=== Description of the task ===
Write each line out again exactly as written.

=== Working data ===
________________________

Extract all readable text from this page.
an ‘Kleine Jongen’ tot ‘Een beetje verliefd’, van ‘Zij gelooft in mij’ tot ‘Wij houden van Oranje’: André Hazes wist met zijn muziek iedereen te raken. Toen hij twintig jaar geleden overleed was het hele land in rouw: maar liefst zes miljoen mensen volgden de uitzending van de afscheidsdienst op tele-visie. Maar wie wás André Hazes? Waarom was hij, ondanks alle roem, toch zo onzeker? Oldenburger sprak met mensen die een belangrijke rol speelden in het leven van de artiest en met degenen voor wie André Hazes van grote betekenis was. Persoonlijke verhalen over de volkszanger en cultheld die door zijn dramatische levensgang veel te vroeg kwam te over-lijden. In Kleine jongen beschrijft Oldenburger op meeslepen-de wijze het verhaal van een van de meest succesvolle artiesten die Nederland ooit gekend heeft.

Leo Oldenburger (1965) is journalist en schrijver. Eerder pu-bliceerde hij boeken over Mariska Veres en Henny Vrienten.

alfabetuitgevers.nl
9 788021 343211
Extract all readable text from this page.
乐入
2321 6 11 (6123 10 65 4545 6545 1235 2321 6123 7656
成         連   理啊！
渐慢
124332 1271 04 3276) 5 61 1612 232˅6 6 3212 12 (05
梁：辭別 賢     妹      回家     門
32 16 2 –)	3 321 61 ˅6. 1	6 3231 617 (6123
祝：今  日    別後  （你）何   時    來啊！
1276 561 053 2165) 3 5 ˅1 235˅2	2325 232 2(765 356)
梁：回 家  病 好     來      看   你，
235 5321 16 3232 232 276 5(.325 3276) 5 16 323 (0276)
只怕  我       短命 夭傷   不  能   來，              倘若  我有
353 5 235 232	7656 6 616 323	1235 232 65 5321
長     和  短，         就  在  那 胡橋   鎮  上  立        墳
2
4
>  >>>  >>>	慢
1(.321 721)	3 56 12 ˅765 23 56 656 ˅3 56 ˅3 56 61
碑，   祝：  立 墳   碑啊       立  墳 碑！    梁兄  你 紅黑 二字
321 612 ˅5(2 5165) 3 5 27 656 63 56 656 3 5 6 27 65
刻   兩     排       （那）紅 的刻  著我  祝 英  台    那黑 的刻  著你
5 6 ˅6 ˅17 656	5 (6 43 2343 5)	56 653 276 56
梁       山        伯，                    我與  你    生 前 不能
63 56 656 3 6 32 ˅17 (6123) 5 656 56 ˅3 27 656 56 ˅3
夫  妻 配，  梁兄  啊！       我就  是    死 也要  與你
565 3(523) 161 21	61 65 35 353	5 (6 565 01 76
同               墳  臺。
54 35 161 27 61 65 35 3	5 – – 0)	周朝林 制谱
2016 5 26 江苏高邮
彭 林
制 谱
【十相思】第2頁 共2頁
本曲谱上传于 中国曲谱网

________________________

=== Solution to the exercise ===
Extract all readable text from this page.
an ‘Kleine Jongen’ tot ‘Een beetje verliefd’, van ‘Zij gelooft in mij’ tot ‘Wij houden van Oranje’: André Hazes wist met zijn muziek iedereen te raken. Toen hij twintig jaar geleden overleed was het hele land in rouw: maar liefst zes miljoen mensen volgden de uitzending van de afscheidsdienst op tele-visie. Maar wie wás André Hazes? Waarom was hij, ondanks alle roem, toch zo onzeker? Oldenburger sprak met mensen die een belangrijke rol speelden in het leven van de artiest en met degenen voor wie André Hazes van grote betekenis was. Persoonlijke verhalen over de volkszanger en cultheld die door zijn dramatische levensgang veel te vroeg kwam te over-lijden. In Kleine jongen beschrijft Oldenburger op meeslepen-de wijze het verhaal van een van de meest succesvolle artiesten die Nederland ooit gekend heeft.

Leo Oldenburger (1965) is journalist en schrijver. Eerder pu-bliceerde hij boeken over Mariska Veres en Henny Vrienten.

alfabetuitgevers.nl
9 788021 343211
Extract all readable text from this page.
乐入
2321 6 11 (6123 10 65 4545 6545 1235 2321 6123 7656
成         連   理啊！
渐慢
124332 1271 04 3276) 5 61 1612 232˅6 6 3212 12 (05
梁：辭別 賢     妹      回家     門
32 16 2 –)	3 321 61 ˅6. 1	6 3231 617 (6123
祝：今  日    別後  （你）何   時    來啊！
1276 561 053 2165) 3 5 ˅1 235˅2	2325 232 2(765 356)
梁：回 家  病 好     來      看   你，
235 5321 16 3232 232 276 5(.325 3276) 5 16 323 (0276)
只怕  我       短命 夭傷   不  能   來，              倘若  我有
353 5 235 232	7656 6 616 323	1235 232 65 5321
長     和  短，         就  在  那 胡橋   鎮  上  立        墳
2
4
>  >>>  >>>	慢
1(.321 721)	3 56 12 ˅765 23 56 656 ˅3 56 ˅3 56 61
碑，   祝：  立 墳   碑啊       立  墳 碑！    梁兄  你 紅黑 二字
321 612 ˅5(2 5165) 3 5 27 656 63 56 656 3 5 6 27 65
刻   兩     排       （那）紅 的刻  著我  祝 英  台    那黑 的刻  著你
5 6 ˅6 ˅17 656	5 (6 43 2343 5)	56 653 276 56
梁       山        伯，                    我與  你    生 前 不能
63 56 656 3 6 32 ˅17 (6123) 5 656 56 ˅3 27 656 56 ˅3
夫  妻 配，  梁兄  啊！       我就  是    死 也要  與你
565 3(523) 161 21	61 65 35 353	5 (6 565 01 76
同               墳  臺。
54 35 161 27 61 65 35 3	5 – – 0)	周朝林 制谱
2016 5 26 江苏高邮
彭 林
制 谱
【十相思】第2頁 共2頁
本曲谱上传于 中国曲谱网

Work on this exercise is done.